## BEGIN Input data

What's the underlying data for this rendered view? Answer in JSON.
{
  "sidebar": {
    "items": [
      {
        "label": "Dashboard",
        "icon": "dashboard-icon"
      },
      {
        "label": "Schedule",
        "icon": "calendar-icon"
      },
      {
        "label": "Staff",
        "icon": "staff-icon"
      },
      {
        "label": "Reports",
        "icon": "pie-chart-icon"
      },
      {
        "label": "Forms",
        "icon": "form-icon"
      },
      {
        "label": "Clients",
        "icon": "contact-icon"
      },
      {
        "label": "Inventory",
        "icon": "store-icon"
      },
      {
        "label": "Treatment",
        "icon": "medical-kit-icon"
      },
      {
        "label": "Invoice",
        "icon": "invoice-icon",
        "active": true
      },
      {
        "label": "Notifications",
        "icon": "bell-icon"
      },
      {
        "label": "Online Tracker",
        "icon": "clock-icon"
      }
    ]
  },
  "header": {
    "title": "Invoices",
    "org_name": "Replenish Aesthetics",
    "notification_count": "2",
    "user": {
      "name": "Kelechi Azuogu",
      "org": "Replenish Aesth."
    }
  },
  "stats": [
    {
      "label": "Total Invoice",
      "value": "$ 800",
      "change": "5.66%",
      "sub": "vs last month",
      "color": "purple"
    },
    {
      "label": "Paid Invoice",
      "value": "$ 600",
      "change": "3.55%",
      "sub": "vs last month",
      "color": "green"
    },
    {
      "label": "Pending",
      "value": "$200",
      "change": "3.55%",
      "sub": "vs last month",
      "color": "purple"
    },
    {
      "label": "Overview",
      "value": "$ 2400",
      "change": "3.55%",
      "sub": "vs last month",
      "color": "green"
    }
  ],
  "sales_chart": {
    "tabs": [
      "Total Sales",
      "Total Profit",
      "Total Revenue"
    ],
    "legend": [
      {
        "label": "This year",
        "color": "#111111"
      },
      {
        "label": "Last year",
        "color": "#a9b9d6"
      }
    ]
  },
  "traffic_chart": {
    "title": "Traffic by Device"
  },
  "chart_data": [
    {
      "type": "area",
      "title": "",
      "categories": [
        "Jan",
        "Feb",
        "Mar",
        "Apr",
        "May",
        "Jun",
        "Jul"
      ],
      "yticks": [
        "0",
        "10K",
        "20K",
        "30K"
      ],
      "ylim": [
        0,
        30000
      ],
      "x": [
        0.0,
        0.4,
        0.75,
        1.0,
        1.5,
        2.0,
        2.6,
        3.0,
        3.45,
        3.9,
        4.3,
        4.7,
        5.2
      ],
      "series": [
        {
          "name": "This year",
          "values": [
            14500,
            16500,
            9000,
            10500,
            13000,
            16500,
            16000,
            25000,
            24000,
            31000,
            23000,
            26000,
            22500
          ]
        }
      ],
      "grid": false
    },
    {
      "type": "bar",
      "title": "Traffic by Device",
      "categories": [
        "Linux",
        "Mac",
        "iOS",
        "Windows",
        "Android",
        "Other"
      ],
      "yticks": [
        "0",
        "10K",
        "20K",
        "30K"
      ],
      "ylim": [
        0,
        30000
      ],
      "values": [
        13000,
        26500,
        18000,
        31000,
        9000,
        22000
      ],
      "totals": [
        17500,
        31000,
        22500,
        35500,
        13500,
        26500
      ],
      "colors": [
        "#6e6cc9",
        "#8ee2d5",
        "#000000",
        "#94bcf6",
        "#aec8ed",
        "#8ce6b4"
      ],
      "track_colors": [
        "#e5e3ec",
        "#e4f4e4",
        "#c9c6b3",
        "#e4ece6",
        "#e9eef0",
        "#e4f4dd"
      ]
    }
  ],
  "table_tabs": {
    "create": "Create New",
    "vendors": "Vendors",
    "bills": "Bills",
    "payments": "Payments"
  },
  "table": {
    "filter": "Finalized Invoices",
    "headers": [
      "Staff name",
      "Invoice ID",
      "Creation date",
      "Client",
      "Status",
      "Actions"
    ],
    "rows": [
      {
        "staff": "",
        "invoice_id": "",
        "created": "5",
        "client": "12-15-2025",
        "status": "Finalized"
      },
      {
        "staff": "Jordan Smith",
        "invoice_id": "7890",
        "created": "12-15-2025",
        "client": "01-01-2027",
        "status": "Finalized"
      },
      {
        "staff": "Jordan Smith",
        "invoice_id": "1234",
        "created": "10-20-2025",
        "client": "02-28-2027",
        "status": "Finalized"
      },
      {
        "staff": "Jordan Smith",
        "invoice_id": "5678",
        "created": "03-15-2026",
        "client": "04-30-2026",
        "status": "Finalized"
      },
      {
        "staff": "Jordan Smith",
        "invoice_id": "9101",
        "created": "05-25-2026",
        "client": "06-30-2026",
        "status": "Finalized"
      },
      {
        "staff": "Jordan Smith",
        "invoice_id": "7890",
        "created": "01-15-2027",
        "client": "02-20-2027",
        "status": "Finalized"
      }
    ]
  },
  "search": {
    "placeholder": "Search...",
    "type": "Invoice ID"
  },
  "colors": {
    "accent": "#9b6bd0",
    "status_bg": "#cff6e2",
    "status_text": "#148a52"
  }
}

## END Input data

Task details: Send back every record, precisely as written.

Solution to this exercise:
What's the underlying data for this rendered view? Answer in JSON.
{
  "sidebar": {
    "items": [
      {
        "label": "Dashboard",
        "icon": "dashboard-icon"
      },
      {
        "label": "Schedule",
        "icon": "calendar-icon"
      },
      {
        "label": "Staff",
        "icon": "staff-icon"
      },
      {
        "label": "Reports",
        "icon": "pie-chart-icon"
      },
      {
        "label": "Forms",
        "icon": "form-icon"
      },
      {
        "label": "Clients",
        "icon": "contact-icon"
      },
      {
        "label": "Inventory",
        "icon": "store-icon"
      },
      {
        "label": "Treatment",
        "icon": "medical-kit-icon"
      },
      {
        "label": "Invoice",
        "icon": "invoice-icon",
        "active": true
      },
      {
        "label": "Notifications",
        "icon": "bell-icon"
      },
      {
        "label": "Online Tracker",
        "icon": "clock-icon"
      }
    ]
  },
  "header": {
    "title": "Invoices",
    "org_name": "Replenish Aesthetics",
    "notification_count": "2",
    "user": {
      "name": "Kelechi Azuogu",
      "org": "Replenish Aesth."
    }
  },
  "stats": [
    {
      "label": "Total Invoice",
      "value": "$ 800",
      "change": "5.66%",
      "sub": "vs last month",
      "color": "purple"
    },
    {
      "label": "Paid Invoice",
      "value": "$ 600",
      "change": "3.55%",
      "sub": "vs last month",
      "color": "green"
    },
    {
      "label": "Pending",
      "value": "$200",
      "change": "3.55%",
      "sub": "vs last month",
      "color": "purple"
    },
    {
      "label": "Overview",
      "value": "$ 2400",
      "change": "3.55%",
      "sub": "vs last month",
      "color": "green"
    }
  ],
  "sales_chart": {
    "tabs": [
      "Total Sales",
      "Total Profit",
      "Total Revenue"
    ],
    "legend": [
      {
        "label": "This year",
        "color": "#111111"
      },
      {
        "label": "Last year",
        "color": "#a9b9d6"
      }
    ]
  },
  "traffic_chart": {
    "title": "Traffic by Device"
  },
  "chart_data": [
    {
      "type": "area",
      "title": "",
      "categories": [
        "Jan",
        "Feb",
        "Mar",
        "Apr",
        "May",
        "Jun",
        "Jul"
      ],
      "yticks": [
        "0",
        "10K",
        "20K",
        "30K"
      ],
      "ylim": [
        0,
        30000
      ],
      "x": [
        0.0,
        0.4,
        0.75,
        1.0,
        1.5,
        2.0,
        2.6,
        3.0,
        3.45,
        3.9,
        4.3,
        4.7,
        5.2
      ],
      "series": [
        {
          "name": "This year",
          "values": [
            14500,
            16500,
            9000,
            10500,
            13000,
            16500,
            16000,
            25000,
            24000,
            31000,
            23000,
            26000,
            22500
          ]
        }
      ],
      "grid": false
    },
    {
      "type": "bar",
      "title": "Traffic by Device",
      "categories": [
        "Linux",
        "Mac",
        "iOS",
        "Windows",
        "Android",
        "Other"
      ],
      "yticks": [
        "0",
        "10K",
        "20K",
        "30K"
      ],
      "ylim": [
        0,
        30000
      ],
      "values": [
        13000,
        26500,
        18000,
        31000,
        9000,
        22000
      ],
      "totals": [
        17500,
        31000,
        22500,
        35500,
        13500,
        26500
      ],
      "colors": [
        "#6e6cc9",
        "#8ee2d5",
        "#000000",
        "#94bcf6",
        "#aec8ed",
        "#8ce6b4"
      ],
      "track_colors": [
        "#e5e3ec",
        "#e4f4e4",
        "#c9c6b3",
        "#e4ece6",
        "#e9eef0",
        "#e4f4dd"
      ]
    }
  ],
  "table_tabs": {
    "create": "Create New",
    "vendors": "Vendors",
    "bills": "Bills",
    "payments": "Payments"
  },
  "table": {
    "filter": "Finalized Invoices",
    "headers": [
      "Staff name",
      "Invoice ID",
      "Creation date",
      "Client",
      "Status",
      "Actions"
    ],
    "rows": [
      {
        "staff": "",
        "invoice_id": "",
        "created": "5",
        "client": "12-15-2025",
        "status": "Finalized"
      },
      {
        "staff": "Jordan Smith",
        "invoice_id": "7890",
        "created": "12-15-2025",
        "client": "01-01-2027",
        "status": "Finalized"
      },
      {
        "staff": "Jordan Smith",
        "invoice_id": "1234",
        "created": "10-20-2025",
        "client": "02-28-2027",
        "status": "Finalized"
      },
      {
        "staff": "Jordan Smith",
        "invoice_id": "5678",
        "created": "03-15-2026",
        "client": "04-30-2026",
        "status": "Finalized"
      },
      {
        "staff": "Jordan Smith",
        "invoice_id": "9101",
        "created": "05-25-2026",
        "client": "06-30-2026",
        "status": "Finalized"
      },
      {
        "staff": "Jordan Smith",
        "invoice_id": "7890",
        "created": "01-15-2027",
        "client": "02-20-2027",
        "status": "Finalized"
      }
    ]
  },
  "search": {
    "placeholder": "Search...",
    "type": "Invoice ID"
  },
  "colors": {
    "accent": "#9b6bd0",
    "status_bg": "#cff6e2",
    "status_text": "#148a52"
  }
}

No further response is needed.